━━ EXERCISE INPUTS ━━

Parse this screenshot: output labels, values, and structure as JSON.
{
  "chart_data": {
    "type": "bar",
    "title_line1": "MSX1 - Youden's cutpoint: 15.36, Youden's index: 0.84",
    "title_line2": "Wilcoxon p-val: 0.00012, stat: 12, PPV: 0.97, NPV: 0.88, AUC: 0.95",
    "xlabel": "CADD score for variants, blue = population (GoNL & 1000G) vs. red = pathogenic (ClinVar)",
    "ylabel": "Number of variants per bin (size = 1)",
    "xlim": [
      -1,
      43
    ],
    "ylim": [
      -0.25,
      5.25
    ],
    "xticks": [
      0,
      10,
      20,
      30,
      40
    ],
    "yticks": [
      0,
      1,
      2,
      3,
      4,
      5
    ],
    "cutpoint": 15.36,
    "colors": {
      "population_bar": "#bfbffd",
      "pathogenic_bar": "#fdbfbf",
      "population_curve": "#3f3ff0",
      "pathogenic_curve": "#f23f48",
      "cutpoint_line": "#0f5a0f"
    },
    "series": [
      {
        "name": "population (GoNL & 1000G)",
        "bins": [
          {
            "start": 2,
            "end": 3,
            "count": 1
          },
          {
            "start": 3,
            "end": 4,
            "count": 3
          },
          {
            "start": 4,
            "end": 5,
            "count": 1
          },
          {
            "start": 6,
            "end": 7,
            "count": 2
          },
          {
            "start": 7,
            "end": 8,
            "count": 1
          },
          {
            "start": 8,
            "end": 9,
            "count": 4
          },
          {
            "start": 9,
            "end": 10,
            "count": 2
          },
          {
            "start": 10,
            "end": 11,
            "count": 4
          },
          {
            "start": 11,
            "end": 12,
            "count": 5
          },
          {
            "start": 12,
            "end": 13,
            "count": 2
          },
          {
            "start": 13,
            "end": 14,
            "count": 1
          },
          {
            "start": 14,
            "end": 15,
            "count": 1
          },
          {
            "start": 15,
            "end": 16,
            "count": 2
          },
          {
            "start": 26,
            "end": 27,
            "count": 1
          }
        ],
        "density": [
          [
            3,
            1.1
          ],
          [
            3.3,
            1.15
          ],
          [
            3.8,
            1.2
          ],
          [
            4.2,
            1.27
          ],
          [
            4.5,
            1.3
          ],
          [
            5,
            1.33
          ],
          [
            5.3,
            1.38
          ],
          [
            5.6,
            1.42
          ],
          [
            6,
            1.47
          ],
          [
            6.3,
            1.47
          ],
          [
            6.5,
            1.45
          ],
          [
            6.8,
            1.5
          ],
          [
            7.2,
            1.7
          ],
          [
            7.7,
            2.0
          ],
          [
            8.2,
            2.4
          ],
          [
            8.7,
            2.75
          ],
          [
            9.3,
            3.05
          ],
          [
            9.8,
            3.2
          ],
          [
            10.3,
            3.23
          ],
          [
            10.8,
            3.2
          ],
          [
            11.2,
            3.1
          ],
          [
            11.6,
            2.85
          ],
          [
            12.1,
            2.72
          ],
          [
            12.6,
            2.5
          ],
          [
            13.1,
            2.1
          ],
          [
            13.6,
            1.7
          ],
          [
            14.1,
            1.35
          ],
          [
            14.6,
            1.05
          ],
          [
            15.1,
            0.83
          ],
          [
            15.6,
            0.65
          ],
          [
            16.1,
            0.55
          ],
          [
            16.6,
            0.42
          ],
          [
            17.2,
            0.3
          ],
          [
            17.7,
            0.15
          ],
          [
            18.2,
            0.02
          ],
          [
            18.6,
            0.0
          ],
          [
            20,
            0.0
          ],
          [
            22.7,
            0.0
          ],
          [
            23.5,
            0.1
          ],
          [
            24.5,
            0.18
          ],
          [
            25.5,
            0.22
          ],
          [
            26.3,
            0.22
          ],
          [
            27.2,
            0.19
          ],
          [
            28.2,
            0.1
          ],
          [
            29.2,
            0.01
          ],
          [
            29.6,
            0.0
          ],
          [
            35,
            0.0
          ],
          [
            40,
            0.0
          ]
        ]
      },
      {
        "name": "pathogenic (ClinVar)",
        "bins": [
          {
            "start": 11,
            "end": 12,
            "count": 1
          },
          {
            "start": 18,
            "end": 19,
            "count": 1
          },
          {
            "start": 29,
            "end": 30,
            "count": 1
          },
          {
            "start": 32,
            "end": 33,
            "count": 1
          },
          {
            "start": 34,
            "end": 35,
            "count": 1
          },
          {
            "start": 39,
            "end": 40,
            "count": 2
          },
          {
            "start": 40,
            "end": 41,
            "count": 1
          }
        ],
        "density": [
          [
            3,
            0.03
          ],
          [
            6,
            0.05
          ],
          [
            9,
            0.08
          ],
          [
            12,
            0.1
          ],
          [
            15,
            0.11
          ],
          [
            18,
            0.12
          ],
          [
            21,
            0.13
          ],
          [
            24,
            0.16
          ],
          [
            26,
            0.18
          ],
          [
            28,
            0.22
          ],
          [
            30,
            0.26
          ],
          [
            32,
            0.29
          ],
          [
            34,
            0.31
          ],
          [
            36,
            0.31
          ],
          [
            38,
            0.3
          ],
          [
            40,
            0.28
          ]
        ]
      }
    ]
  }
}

━━━

- DIRECTIONS:
Only lines with the word "ClinVar" are wanted; pull each of them from the records.

- RESPONSE TO THIS TASK:
    "xlabel": "CADD score for variants, blue = population (GoNL & 1000G) vs. red = pathogenic (ClinVar)",
        "name": "pathogenic (ClinVar)",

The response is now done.